Stated exercise: Turn every line of the records below into a numbered list, skipping any blank lines. Leave the pictures out.

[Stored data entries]

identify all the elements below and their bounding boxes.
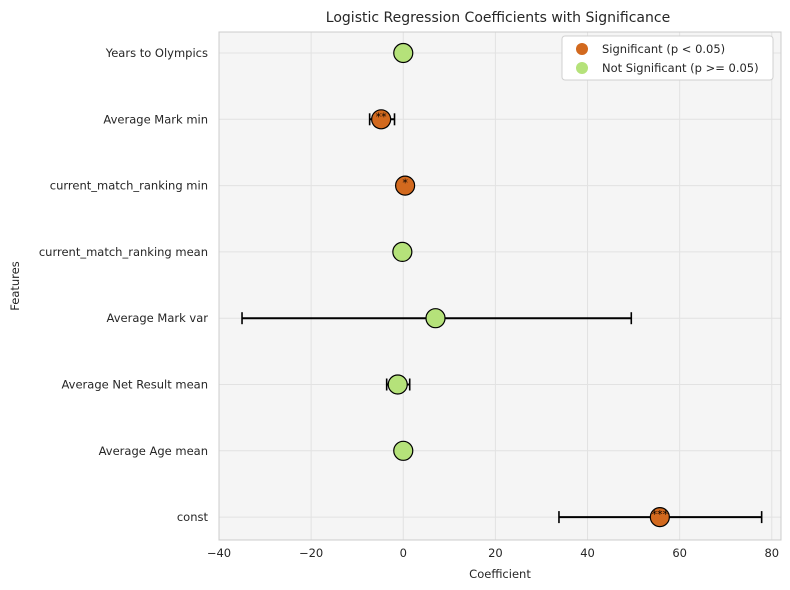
y-tick-label: const	[177, 510, 209, 524]
x-tick-label: 40	[580, 546, 595, 560]
legend-label: Significant (p < 0.05)	[602, 42, 725, 56]
legend-label: Not Significant (p >= 0.05)	[602, 61, 759, 75]
significance-stars: **	[376, 110, 388, 123]
x-tick-label: 60	[672, 546, 687, 560]
data-point	[395, 175, 416, 196]
y-tick-label: Average Age mean	[99, 444, 208, 458]
data-point	[649, 506, 670, 528]
y-tick-label: Average Mark min	[103, 112, 208, 126]
x-tick-label: 0	[400, 546, 407, 560]
x-tick-label: −20	[299, 546, 323, 560]
y-tick-label: Average Mark var	[107, 311, 209, 325]
data-point	[371, 109, 392, 130]
y-tick-label: Years to Olympics	[105, 46, 208, 60]
data-point	[393, 42, 414, 64]
y-tick-label: current_match_ranking mean	[39, 245, 208, 259]
x-axis-label: Coefficient	[469, 567, 531, 581]
significance-stars: ***	[652, 508, 669, 521]
legend: Significant (p < 0.05) Not Significant (p…	[561, 35, 774, 81]
data-point	[392, 241, 413, 262]
legend-marker	[576, 62, 588, 74]
y-tick-label: current_match_ranking min	[50, 179, 208, 193]
x-tick-label: 20	[488, 546, 503, 560]
y-tick-label: Average Net Result mean	[61, 378, 208, 392]
y-axis-label: Features	[8, 261, 22, 310]
data-point	[387, 374, 408, 395]
plot-area: −40 −20 0 20 40 60 80 Years to Olympics Average …	[39, 31, 782, 560]
plot-border	[218, 31, 782, 541]
plot-background	[219, 32, 781, 540]
legend-box	[561, 35, 774, 81]
chart-title: Logistic Regression Coefficients with Si…	[326, 10, 670, 26]
data-point	[425, 308, 446, 329]
significance-stars: *	[402, 177, 408, 190]
legend-marker	[576, 43, 588, 55]
x-tick-label: 80	[764, 546, 779, 560]
data-point	[393, 440, 414, 461]
x-tick-label: −40	[207, 546, 231, 560]
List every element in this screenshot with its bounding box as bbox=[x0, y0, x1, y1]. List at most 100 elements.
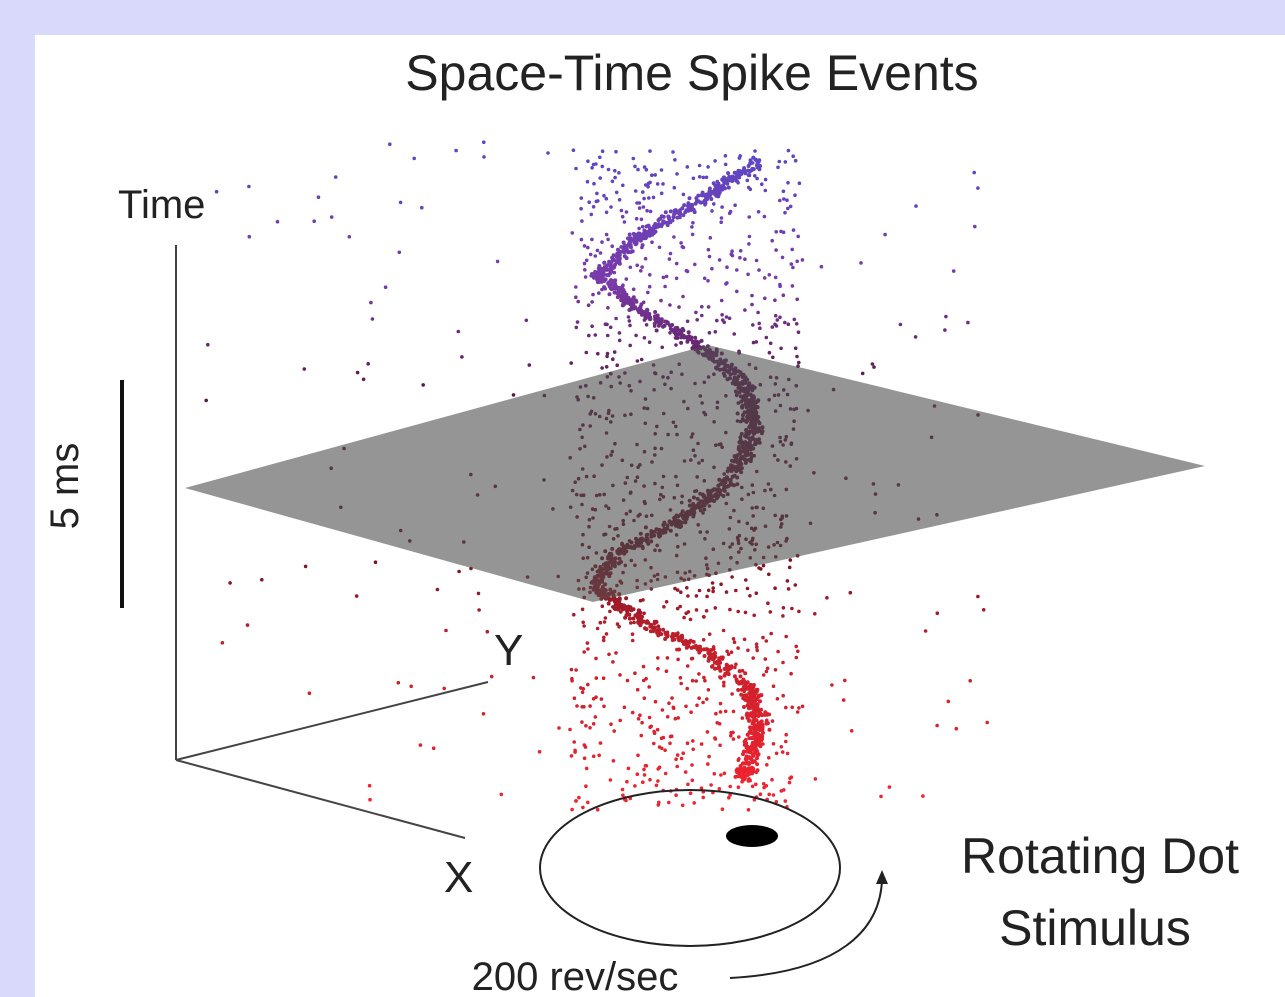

Full answer:
1. identify all the elements below and their bounding boxes.
2. y-tick-label: const	[177, 510, 209, 524]
3. x-tick-label: 40	[580, 546, 595, 560]
4. legend-label: Significant (p < 0.05)	[602, 42, 725, 56]
5. legend-label: Not Significant (p >= 0.05)	[602, 61, 759, 75]
6. significance-stars: **	[376, 110, 388, 123]
7. x-tick-label: 60	[672, 546, 687, 560]
8. data-point	[395, 175, 416, 196]
9. y-tick-label: Average Age mean	[99, 444, 208, 458]
10. data-point	[649, 506, 670, 528]
11. y-tick-label: Average Mark min	[103, 112, 208, 126]
12. x-tick-label: 0	[400, 546, 407, 560]
13. x-tick-label: −20	[299, 546, 323, 560]
14. y-tick-label: Average Mark var	[107, 311, 209, 325]
15. data-point	[371, 109, 392, 130]
16. y-tick-label: Years to Olympics	[105, 46, 208, 60]
17. data-point	[393, 42, 414, 64]
18. y-tick-label: current_match_ranking mean	[39, 245, 208, 259]
19. x-axis-label: Coefficient	[469, 567, 531, 581]
20. significance-stars: ***	[652, 508, 669, 521]
21. legend: Significant (p < 0.05) Not Significant (p…	[561, 35, 774, 81]
22. data-point	[392, 241, 413, 262]
23. legend-marker	[576, 62, 588, 74]
24. y-tick-label: current_match_ranking min	[50, 179, 208, 193]
25. x-tick-label: 20	[488, 546, 503, 560]
26. y-tick-label: Average Net Result mean	[61, 378, 208, 392]
27. y-axis-label: Features	[8, 261, 22, 310]
28. data-point	[387, 374, 408, 395]
29. plot-area: −40 −20 0 20 40 60 80 Years to Olympics Average …	[39, 31, 782, 560]
30. plot-border	[218, 31, 782, 541]
31. plot-background	[219, 32, 781, 540]
32. legend-box	[561, 35, 774, 81]
33. chart-title: Logistic Regression Coefficients with Si…	[326, 10, 670, 26]
34. data-point	[425, 308, 446, 329]
35. significance-stars: *	[402, 177, 408, 190]
36. legend-marker	[576, 43, 588, 55]
37. x-tick-label: 80	[764, 546, 779, 560]
38. data-point	[393, 440, 414, 461]
39. x-tick-label: −40	[207, 546, 231, 560]
40. List every element in this screenshot with its bounding box as bbox=[x0, y0, x1, y1]. List at most 100 elements.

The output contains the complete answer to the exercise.